▶ **THE PROBLEM**: From the entries below, copy every line where the string "content" appears.

# GIVEN RECORDS start

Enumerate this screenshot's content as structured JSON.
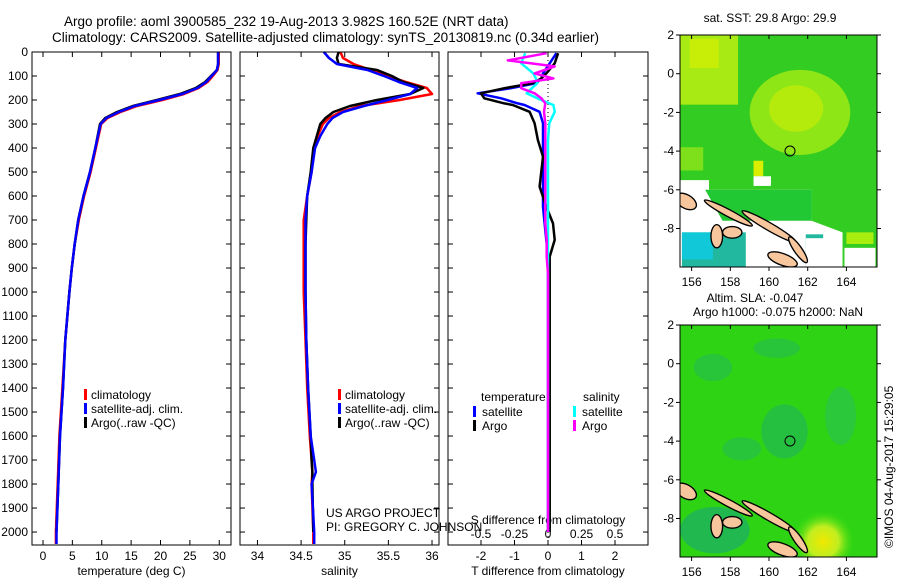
{
  "title": {
    "line1": "Argo profile: aoml 3900585_232 19-Aug-2013 3.982S 160.52E (NRT data)",
    "line2": "Climatology: CARS2009. Satellite-adjusted climatology: synTS_20130819.nc (0.34d earlier)"
  },
  "credit": {
    "project": "US ARGO PROJECT",
    "pi": "PI: GREGORY C. JOHNSON",
    "timestamp": "©IMOS 04-Aug-2017 15:29:05"
  },
  "colors": {
    "climatology": "#ff0000",
    "satellite": "#0000ff",
    "argo": "#000000",
    "sal_satellite": "#00ffff",
    "sal_argo": "#ff00ff"
  },
  "chart_data": [
    {
      "type": "line",
      "id": "temperature",
      "xlabel": "temperature (deg C)",
      "ylabel": "",
      "xlim": [
        -1.87,
        32.0
      ],
      "ylim": [
        2054,
        0
      ],
      "xticks": [
        0,
        5,
        10,
        15,
        20,
        25,
        30
      ],
      "yticks": [
        0,
        100,
        200,
        300,
        400,
        500,
        600,
        700,
        800,
        900,
        1000,
        1100,
        1200,
        1300,
        1400,
        1500,
        1600,
        1700,
        1800,
        1900,
        2000
      ],
      "legend": [
        "climatology",
        "satellite-adj. clim.",
        "Argo(..raw -QC)"
      ],
      "series": [
        {
          "name": "climatology",
          "color": "#ff0000",
          "depth": [
            0,
            50,
            75,
            100,
            125,
            150,
            175,
            200,
            225,
            250,
            275,
            300,
            400,
            500,
            600,
            700,
            800,
            900,
            1000,
            1200,
            1400,
            1600,
            1800,
            2000,
            2050
          ],
          "values": [
            29.9,
            29.9,
            29.7,
            28.9,
            28.0,
            26.5,
            24.0,
            20.3,
            16.0,
            13.2,
            11.0,
            9.9,
            9.0,
            8.1,
            7.0,
            6.1,
            5.4,
            4.9,
            4.5,
            3.8,
            3.3,
            2.8,
            2.5,
            2.2,
            2.2
          ]
        },
        {
          "name": "Argo(..raw -QC)",
          "color": "#000000",
          "depth": [
            0,
            50,
            75,
            100,
            125,
            150,
            175,
            200,
            225,
            250,
            275,
            300,
            400,
            500,
            600,
            700,
            800,
            900,
            1000,
            1200,
            1400,
            1600,
            1800,
            2000
          ],
          "values": [
            29.8,
            29.8,
            29.6,
            28.6,
            27.6,
            26.0,
            23.3,
            19.4,
            15.3,
            12.6,
            10.6,
            9.7,
            8.9,
            8.0,
            6.9,
            6.0,
            5.4,
            4.9,
            4.5,
            3.8,
            3.4,
            2.9,
            2.6,
            2.3
          ]
        },
        {
          "name": "satellite-adj. clim.",
          "color": "#0000ff",
          "depth": [
            0,
            50,
            75,
            100,
            125,
            150,
            175,
            200,
            225,
            250,
            275,
            300,
            400,
            500,
            600,
            700,
            800,
            900,
            1000,
            1200,
            1400,
            1600,
            1800,
            2000,
            2050
          ],
          "values": [
            29.8,
            29.8,
            29.6,
            28.7,
            27.8,
            26.3,
            23.7,
            19.8,
            15.6,
            12.9,
            10.8,
            9.8,
            8.9,
            8.0,
            6.9,
            6.0,
            5.4,
            4.9,
            4.5,
            3.8,
            3.4,
            2.9,
            2.6,
            2.3,
            2.3
          ]
        }
      ]
    },
    {
      "type": "line",
      "id": "salinity",
      "xlabel": "salinity",
      "xlim": [
        33.8,
        36.08
      ],
      "ylim": [
        2054,
        0
      ],
      "xticks": [
        34,
        34.5,
        35,
        35.5,
        36
      ],
      "xticklabels": [
        "34",
        "34.5",
        "35",
        "35.5",
        "36"
      ],
      "legend": [
        "climatology",
        "satellite-adj. clim.",
        "Argo(..raw -QC)"
      ],
      "series": [
        {
          "name": "climatology",
          "color": "#ff0000",
          "depth": [
            0,
            25,
            50,
            75,
            100,
            125,
            150,
            175,
            200,
            225,
            250,
            275,
            300,
            350,
            400,
            500,
            600,
            700,
            800,
            1000,
            1200,
            1400,
            1600,
            1700,
            1750,
            1800,
            2000,
            2050
          ],
          "values": [
            34.95,
            34.98,
            35.1,
            35.3,
            35.49,
            35.7,
            35.94,
            36.0,
            35.63,
            35.18,
            34.95,
            34.82,
            34.75,
            34.69,
            34.65,
            34.62,
            34.57,
            34.53,
            34.53,
            34.53,
            34.55,
            34.57,
            34.6,
            34.62,
            34.63,
            34.62,
            34.64,
            34.64
          ]
        },
        {
          "name": "Argo(..raw -QC)",
          "color": "#000000",
          "depth": [
            0,
            25,
            50,
            75,
            100,
            125,
            150,
            175,
            200,
            225,
            250,
            275,
            300,
            350,
            400,
            500,
            600,
            700,
            800,
            1000,
            1200,
            1400,
            1600,
            1700,
            1750,
            1800,
            2000
          ],
          "values": [
            34.93,
            34.91,
            34.93,
            35.37,
            35.54,
            35.67,
            35.9,
            35.75,
            35.37,
            35.06,
            34.87,
            34.78,
            34.72,
            34.68,
            34.64,
            34.61,
            34.57,
            34.56,
            34.55,
            34.55,
            34.56,
            34.58,
            34.61,
            34.62,
            34.63,
            34.63,
            34.64
          ]
        },
        {
          "name": "satellite-adj. clim.",
          "color": "#0000ff",
          "depth": [
            0,
            25,
            50,
            75,
            100,
            125,
            150,
            175,
            200,
            225,
            250,
            275,
            300,
            350,
            400,
            500,
            600,
            700,
            800,
            1000,
            1200,
            1400,
            1600,
            1700,
            1750,
            1800,
            2000,
            2050
          ],
          "values": [
            34.76,
            34.82,
            34.91,
            35.26,
            35.45,
            35.62,
            35.83,
            35.75,
            35.49,
            35.22,
            34.98,
            34.86,
            34.8,
            34.72,
            34.66,
            34.62,
            34.57,
            34.55,
            34.55,
            34.55,
            34.56,
            34.58,
            34.61,
            34.65,
            34.67,
            34.62,
            34.65,
            34.65
          ]
        }
      ]
    },
    {
      "type": "line",
      "id": "difference",
      "xlabel": "T difference from climatology",
      "xlabel2": "S difference from climatology",
      "xlim": [
        -2.985,
        2.985
      ],
      "xlim_s": [
        -0.746,
        0.746
      ],
      "ylim": [
        2054,
        0
      ],
      "xticks": [
        -2,
        -1,
        0,
        1,
        2
      ],
      "xticks_s": [
        -0.5,
        -0.25,
        0,
        0.25,
        0.5
      ],
      "xticklabels_s": [
        "-0.5",
        "-0.25",
        "0",
        "0.25",
        "0.5"
      ],
      "legend": {
        "temperature": "temperature",
        "salinity": "salinity",
        "satellite": "satellite",
        "argo": "Argo"
      },
      "series": [
        {
          "name": "T satellite",
          "var": "T",
          "color": "#0000ff",
          "depth": [
            5,
            47,
            89,
            110,
            130,
            151,
            172,
            193,
            214,
            221,
            249,
            297,
            367,
            436,
            561,
            644,
            714,
            783,
            853,
            922,
            1200,
            1600,
            2000
          ],
          "values": [
            0.25,
            0.05,
            -0.15,
            -0.2,
            -0.35,
            -1.1,
            -2.1,
            -1.4,
            -0.9,
            -0.7,
            -0.25,
            -0.15,
            -0.15,
            -0.15,
            -0.15,
            -0.15,
            -0.1,
            -0.05,
            0,
            0,
            0,
            0,
            0
          ]
        },
        {
          "name": "T Argo",
          "var": "T",
          "color": "#000000",
          "depth": [
            5,
            47,
            89,
            110,
            130,
            151,
            172,
            193,
            214,
            221,
            249,
            297,
            367,
            436,
            561,
            644,
            714,
            783,
            853,
            922,
            1200,
            1600,
            2000
          ],
          "values": [
            0.3,
            0.2,
            -0.05,
            -0.2,
            -0.45,
            -1.3,
            -2.0,
            -1.9,
            -1.3,
            -1.05,
            -0.55,
            -0.4,
            -0.3,
            -0.15,
            -0.25,
            -0.05,
            0.15,
            0.2,
            0.05,
            0.05,
            0.05,
            0.05,
            0.05
          ]
        },
        {
          "name": "S satellite",
          "var": "S",
          "color": "#00ffff",
          "depth": [
            5,
            47,
            89,
            110,
            130,
            151,
            172,
            193,
            214,
            221,
            249,
            297,
            367,
            436,
            561,
            644,
            714,
            783,
            853,
            922,
            1200,
            1600,
            2000
          ],
          "values": [
            -0.17,
            -0.2,
            -0.11,
            -0.09,
            -0.08,
            -0.12,
            -0.16,
            -0.08,
            0.01,
            0.04,
            0.05,
            0.01,
            0,
            0,
            0,
            0,
            0,
            0,
            0,
            0,
            0,
            0,
            0
          ]
        },
        {
          "name": "S Argo",
          "var": "S",
          "color": "#ff00ff",
          "depth": [
            5,
            35,
            60,
            89,
            110,
            130,
            151,
            172,
            193,
            214,
            249,
            297,
            367,
            436,
            561,
            644,
            714,
            783,
            853,
            922,
            1200,
            1600,
            2000
          ],
          "values": [
            -0.01,
            -0.3,
            0.05,
            -0.1,
            0.04,
            -0.2,
            -0.2,
            -0.1,
            -0.05,
            -0.02,
            -0.03,
            -0.02,
            -0.02,
            -0.02,
            -0.02,
            -0.02,
            -0.02,
            -0.01,
            -0.01,
            0,
            0,
            0,
            0
          ]
        }
      ]
    }
  ],
  "maps": [
    {
      "title": "sat. SST: 29.8 Argo: 29.9",
      "lon_ticks": [
        "156",
        "158",
        "160",
        "162",
        "164"
      ],
      "lat_ticks": [
        "2",
        "0",
        "-2",
        "-4",
        "-6",
        "-8"
      ],
      "argo_position": {
        "lon": 160.52,
        "lat": -3.982
      }
    },
    {
      "title1": "Altim. SLA: -0.047",
      "title2": "Argo h1000: -0.075 h2000: NaN",
      "lon_ticks": [
        "156",
        "158",
        "160",
        "162",
        "164"
      ],
      "lat_ticks": [
        "2",
        "0",
        "-2",
        "-4",
        "-6",
        "-8"
      ],
      "argo_position": {
        "lon": 160.52,
        "lat": -3.982
      }
    }
  ]
}
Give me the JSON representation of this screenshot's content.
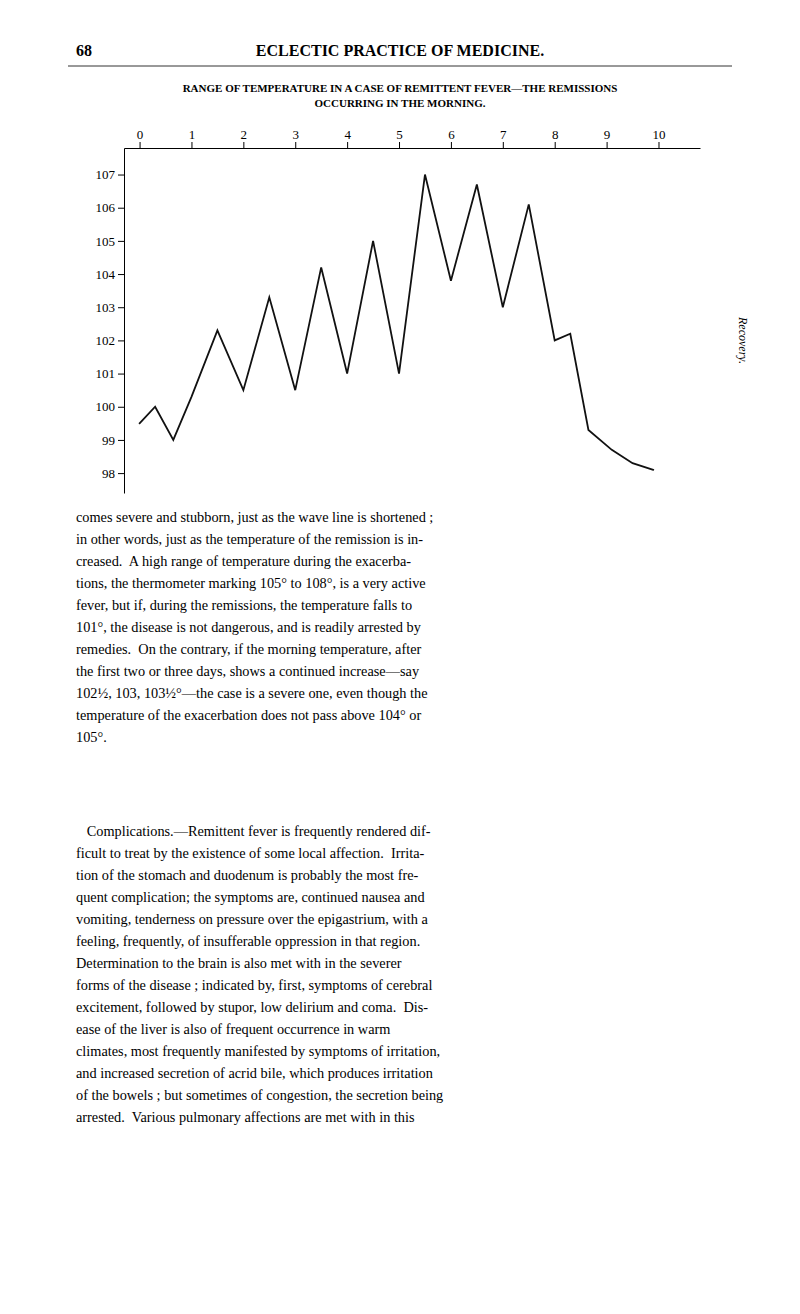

# GIVEN RECORDS end

▶ **COMPLETED TASK**:
Enumerate this screenshot's content as structured JSON.
Give me the JSON representation of this screenshot's content.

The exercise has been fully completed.